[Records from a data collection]
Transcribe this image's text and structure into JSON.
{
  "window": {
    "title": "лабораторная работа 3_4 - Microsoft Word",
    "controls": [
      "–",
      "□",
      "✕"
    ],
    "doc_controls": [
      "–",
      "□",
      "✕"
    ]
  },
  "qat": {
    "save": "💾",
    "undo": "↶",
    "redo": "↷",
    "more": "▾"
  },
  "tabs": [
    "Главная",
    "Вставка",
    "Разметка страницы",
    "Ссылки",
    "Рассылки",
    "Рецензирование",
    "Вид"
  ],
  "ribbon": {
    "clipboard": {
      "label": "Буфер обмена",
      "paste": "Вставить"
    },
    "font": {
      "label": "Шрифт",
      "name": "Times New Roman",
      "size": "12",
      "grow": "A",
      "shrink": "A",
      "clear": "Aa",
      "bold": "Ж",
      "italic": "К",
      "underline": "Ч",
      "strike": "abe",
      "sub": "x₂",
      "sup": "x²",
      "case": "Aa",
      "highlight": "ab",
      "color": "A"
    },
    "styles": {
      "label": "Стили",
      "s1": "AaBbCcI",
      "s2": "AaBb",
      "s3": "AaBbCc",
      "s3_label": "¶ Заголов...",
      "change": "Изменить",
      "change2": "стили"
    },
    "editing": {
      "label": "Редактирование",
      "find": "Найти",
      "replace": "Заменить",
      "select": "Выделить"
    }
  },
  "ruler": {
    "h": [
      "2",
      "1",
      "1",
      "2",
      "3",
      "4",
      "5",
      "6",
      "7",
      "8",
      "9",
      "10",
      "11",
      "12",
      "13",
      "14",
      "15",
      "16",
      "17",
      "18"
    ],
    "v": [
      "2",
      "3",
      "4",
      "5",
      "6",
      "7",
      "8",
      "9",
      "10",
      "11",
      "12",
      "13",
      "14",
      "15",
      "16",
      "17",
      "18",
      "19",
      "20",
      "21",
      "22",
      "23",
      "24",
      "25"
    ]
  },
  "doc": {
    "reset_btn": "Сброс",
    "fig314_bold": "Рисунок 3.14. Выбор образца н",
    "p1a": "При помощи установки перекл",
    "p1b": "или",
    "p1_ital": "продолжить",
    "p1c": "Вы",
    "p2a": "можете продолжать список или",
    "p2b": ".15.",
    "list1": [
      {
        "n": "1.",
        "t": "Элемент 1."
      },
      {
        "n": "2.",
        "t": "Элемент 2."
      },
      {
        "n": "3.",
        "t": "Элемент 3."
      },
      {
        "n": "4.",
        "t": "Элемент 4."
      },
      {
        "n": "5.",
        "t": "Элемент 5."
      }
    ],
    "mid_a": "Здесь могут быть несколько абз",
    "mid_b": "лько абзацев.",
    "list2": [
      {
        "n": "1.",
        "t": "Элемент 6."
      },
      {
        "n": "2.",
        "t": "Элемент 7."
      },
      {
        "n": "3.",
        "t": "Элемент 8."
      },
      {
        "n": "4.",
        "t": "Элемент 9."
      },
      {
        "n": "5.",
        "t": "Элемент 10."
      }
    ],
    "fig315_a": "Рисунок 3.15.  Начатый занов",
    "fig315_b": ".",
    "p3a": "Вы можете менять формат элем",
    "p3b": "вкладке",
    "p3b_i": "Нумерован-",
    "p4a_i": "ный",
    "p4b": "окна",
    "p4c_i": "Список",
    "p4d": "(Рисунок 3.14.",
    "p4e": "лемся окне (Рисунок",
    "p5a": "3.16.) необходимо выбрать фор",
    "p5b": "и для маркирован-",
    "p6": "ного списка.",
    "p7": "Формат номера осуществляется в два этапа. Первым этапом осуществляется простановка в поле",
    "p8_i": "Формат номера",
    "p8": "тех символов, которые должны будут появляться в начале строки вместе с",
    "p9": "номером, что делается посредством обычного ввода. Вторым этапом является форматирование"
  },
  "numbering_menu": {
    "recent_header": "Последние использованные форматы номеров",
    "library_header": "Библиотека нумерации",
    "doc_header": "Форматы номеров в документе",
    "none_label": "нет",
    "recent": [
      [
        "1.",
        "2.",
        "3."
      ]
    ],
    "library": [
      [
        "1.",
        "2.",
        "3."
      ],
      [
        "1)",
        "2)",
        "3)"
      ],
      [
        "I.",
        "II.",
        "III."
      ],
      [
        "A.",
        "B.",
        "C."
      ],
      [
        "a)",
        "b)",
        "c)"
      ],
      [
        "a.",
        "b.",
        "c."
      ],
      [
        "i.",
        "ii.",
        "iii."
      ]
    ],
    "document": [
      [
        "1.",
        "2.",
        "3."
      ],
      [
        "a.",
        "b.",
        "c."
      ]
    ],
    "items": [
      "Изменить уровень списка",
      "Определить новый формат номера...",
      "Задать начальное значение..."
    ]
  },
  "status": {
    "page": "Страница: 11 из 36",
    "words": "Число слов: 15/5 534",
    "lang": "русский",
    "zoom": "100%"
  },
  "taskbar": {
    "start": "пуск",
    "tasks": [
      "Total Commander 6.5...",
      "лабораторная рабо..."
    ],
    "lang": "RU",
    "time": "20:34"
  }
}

Task description: How many lines of the data contain the word "списка"? Answer with the number alone.

Output below: 2